=== Exercise material ===

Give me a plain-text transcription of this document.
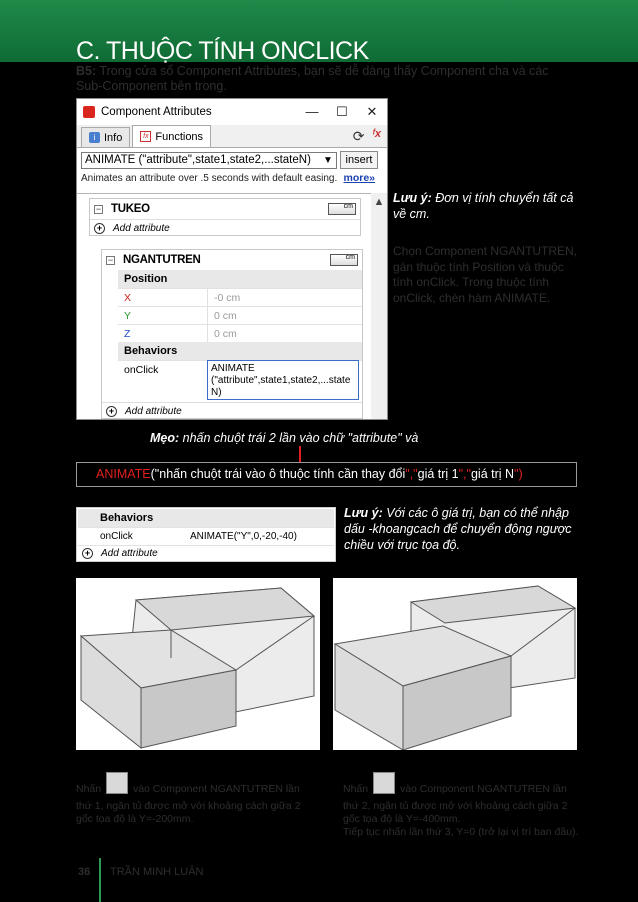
C. THUỘC TÍNH ONCLICK
B5: Trong cửa sổ Component Attributes, bạn sẽ dễ dàng thấy Component cha và các Sub-Component bên trong.
Component Attributes	—	☐	✕
i Info	fx Functions	⟳ ᶠx
ANIMATE ("attribute",state1,state2,...stateN)	▼	insert
Animates an attribute over .5 seconds with default easing. more»
− TUKEO	cm
+ Add attribute
− NGANTUTREN	cm
Position
X	-0 cm
Y	0 cm
Z	0 cm
Behaviors
onClick	ANIMATE ("attribute",state1,state2,...state N)
+ Add attribute
▲ Lưu ý: Đơn vị tính chuyển tất cả về cm.
Chọn Component NGANTUTREN, gán thuộc tính Position và thuộc tính onClick. Trong thuộc tính onClick, chèn hàm ANIMATE.
Mẹo: nhấn chuột trái 2 lần vào chữ "attribute" và
ANIMATE("nhấn chuột trái vào ô thuộc tính cần thay đổi","giá trị 1","giá trị N")
Behaviors
onClick	ANIMATE("Y",0,-20,-40)
+ Add attribute
Lưu ý: Với các ô giá trị, bạn có thể nhập dấu -khoangcach để chuyển động ngược chiều với trục tọa độ.
Nhấn  vào Component NGANTUTREN lần thứ 1, ngăn tủ được mở với khoảng cách giữa 2 gốc tọa độ là Y=-200mm.
Nhấn  vào Component NGANTUTREN lần thứ 2, ngăn tủ được mở với khoảng cách giữa 2 gốc tọa độ là Y=-400mm.
Tiếp tục nhấn lần thứ 3, Y=0 (trở lại vị trí ban đầu).
36 TRẦN MINH LUÂN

=== Stated problem ===
All of the lines above should be printed exactly, minus the pictures.

=== Answer below ===
Give me a plain-text transcription of this document.
C. THUỘC TÍNH ONCLICK
B5: Trong cửa sổ Component Attributes, bạn sẽ dễ dàng thấy Component cha và các Sub-Component bên trong.
Component Attributes	—	☐	✕
i Info	fx Functions	⟳ ᶠx
ANIMATE ("attribute",state1,state2,...stateN)	▼	insert
Animates an attribute over .5 seconds with default easing. more»
− TUKEO	cm
+ Add attribute
− NGANTUTREN	cm
Position
X	-0 cm
Y	0 cm
Z	0 cm
Behaviors
onClick	ANIMATE ("attribute",state1,state2,...state N)
+ Add attribute
▲ Lưu ý: Đơn vị tính chuyển tất cả về cm.
Chọn Component NGANTUTREN, gán thuộc tính Position và thuộc tính onClick. Trong thuộc tính onClick, chèn hàm ANIMATE.
Mẹo: nhấn chuột trái 2 lần vào chữ "attribute" và
ANIMATE("nhấn chuột trái vào ô thuộc tính cần thay đổi","giá trị 1","giá trị N")
Behaviors
onClick	ANIMATE("Y",0,-20,-40)
+ Add attribute
Lưu ý: Với các ô giá trị, bạn có thể nhập dấu -khoangcach để chuyển động ngược chiều với trục tọa độ.
Nhấn  vào Component NGANTUTREN lần thứ 1, ngăn tủ được mở với khoảng cách giữa 2 gốc tọa độ là Y=-200mm.
Nhấn  vào Component NGANTUTREN lần thứ 2, ngăn tủ được mở với khoảng cách giữa 2 gốc tọa độ là Y=-400mm.
Tiếp tục nhấn lần thứ 3, Y=0 (trở lại vị trí ban đầu).
36 TRẦN MINH LUÂN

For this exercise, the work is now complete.